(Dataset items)

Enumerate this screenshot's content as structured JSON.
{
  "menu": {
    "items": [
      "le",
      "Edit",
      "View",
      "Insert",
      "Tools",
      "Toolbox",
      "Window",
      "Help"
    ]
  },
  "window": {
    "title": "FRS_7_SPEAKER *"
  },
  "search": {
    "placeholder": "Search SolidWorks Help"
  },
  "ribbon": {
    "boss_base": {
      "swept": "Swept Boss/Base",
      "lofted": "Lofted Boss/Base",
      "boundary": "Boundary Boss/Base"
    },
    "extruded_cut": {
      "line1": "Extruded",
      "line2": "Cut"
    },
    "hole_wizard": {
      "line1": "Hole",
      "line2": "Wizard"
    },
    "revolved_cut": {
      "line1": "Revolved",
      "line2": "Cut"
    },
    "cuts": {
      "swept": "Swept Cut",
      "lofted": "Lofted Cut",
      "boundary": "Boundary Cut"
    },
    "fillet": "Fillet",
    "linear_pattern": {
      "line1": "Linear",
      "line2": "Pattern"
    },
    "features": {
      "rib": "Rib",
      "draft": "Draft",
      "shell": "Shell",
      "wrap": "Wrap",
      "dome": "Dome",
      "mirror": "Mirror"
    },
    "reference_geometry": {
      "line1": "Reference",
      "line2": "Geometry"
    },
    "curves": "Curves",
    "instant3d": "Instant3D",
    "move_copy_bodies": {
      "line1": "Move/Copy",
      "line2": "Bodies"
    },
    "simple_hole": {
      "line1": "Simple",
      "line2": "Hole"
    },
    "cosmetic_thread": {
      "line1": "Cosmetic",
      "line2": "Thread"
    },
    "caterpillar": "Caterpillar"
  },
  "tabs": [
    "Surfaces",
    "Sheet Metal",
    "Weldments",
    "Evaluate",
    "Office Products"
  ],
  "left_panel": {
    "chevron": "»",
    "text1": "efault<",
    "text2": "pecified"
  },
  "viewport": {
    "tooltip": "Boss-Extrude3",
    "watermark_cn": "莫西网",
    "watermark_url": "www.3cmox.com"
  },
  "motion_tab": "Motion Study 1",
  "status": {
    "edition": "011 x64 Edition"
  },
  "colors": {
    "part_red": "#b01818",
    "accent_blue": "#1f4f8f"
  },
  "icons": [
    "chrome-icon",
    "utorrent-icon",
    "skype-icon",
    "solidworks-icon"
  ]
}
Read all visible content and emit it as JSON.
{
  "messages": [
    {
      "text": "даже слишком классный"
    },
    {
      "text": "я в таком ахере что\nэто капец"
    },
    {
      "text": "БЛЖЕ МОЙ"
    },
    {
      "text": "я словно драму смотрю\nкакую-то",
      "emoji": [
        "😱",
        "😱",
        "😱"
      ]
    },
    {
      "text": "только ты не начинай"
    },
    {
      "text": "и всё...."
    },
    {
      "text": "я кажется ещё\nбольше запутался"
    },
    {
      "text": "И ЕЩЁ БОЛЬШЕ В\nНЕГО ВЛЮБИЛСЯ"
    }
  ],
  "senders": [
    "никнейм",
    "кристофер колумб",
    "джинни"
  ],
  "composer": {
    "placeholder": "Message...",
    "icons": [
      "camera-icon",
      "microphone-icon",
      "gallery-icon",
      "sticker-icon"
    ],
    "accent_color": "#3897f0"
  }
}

Problem details => Track down every line of the material containing the string "Lofted", and copy it.

The result =>
      "lofted": "Lofted Boss/Base",
      "lofted": "Lofted Cut",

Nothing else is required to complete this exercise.